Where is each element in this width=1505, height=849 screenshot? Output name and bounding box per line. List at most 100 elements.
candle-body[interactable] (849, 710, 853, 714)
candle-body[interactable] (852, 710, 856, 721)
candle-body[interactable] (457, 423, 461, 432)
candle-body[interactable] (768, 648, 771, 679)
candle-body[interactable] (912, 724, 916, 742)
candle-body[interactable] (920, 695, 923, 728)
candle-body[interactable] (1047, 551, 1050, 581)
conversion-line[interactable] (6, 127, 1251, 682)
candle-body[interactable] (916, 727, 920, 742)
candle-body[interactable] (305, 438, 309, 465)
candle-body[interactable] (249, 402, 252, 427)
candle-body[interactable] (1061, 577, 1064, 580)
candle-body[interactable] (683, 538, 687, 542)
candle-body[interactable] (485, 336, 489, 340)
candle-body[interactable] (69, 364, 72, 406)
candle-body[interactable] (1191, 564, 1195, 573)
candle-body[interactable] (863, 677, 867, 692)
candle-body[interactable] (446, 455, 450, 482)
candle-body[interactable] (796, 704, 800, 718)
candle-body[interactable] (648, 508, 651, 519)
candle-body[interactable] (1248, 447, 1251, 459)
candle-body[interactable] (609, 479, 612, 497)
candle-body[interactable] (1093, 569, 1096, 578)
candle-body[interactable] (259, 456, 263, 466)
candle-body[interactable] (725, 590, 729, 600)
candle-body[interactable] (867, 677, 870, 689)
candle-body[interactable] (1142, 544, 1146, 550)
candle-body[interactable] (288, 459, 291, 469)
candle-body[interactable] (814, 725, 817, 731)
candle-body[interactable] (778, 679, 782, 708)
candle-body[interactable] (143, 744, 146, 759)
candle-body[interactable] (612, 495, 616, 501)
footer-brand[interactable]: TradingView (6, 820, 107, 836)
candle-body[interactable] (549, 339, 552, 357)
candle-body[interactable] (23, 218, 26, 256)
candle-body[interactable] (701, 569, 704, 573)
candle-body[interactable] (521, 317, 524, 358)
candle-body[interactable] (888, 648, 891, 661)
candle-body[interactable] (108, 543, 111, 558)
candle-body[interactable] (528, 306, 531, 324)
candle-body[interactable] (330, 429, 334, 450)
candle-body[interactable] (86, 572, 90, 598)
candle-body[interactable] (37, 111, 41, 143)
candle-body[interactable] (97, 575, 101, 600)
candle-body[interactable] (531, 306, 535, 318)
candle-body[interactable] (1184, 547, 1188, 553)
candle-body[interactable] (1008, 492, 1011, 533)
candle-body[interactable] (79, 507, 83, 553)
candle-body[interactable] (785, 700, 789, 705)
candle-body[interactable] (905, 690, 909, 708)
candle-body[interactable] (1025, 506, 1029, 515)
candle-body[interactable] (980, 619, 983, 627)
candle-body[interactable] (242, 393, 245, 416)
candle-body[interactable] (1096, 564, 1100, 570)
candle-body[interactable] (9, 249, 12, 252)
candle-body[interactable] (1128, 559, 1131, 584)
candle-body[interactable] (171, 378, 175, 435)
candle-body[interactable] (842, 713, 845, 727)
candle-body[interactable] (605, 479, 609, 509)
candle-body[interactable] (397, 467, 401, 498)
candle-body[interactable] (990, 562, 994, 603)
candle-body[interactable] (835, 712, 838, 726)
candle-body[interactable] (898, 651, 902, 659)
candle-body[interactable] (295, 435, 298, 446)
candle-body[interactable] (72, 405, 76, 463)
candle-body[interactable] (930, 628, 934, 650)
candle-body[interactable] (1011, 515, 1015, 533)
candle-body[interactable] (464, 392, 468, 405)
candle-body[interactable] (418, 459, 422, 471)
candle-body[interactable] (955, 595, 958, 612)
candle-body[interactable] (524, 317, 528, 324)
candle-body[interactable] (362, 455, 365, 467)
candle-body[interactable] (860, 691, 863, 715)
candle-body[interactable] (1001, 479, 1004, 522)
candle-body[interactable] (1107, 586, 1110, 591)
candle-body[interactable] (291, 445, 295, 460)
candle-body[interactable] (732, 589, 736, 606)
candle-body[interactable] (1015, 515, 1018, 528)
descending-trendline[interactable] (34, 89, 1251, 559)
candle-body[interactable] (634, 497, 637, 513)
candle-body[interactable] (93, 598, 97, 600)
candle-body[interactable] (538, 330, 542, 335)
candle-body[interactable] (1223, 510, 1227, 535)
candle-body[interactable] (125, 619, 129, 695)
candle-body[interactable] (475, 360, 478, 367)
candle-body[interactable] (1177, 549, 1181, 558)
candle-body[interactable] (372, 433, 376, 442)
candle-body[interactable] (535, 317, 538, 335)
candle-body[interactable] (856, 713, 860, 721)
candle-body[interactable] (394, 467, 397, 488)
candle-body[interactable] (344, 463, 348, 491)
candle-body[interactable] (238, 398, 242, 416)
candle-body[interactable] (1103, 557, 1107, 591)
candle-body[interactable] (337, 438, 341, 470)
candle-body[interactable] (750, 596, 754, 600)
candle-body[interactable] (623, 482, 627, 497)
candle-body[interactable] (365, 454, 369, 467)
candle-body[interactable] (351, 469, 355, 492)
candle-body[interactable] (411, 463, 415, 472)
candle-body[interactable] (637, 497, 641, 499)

__________________________________________________

§ Goal of the exercise
Return each line from the entries above in which the word "most" appears.

§ Complete response
Where is each element in this width=1505, height=849 screenshot? Output name and bounding box per line. List at most 100 elements.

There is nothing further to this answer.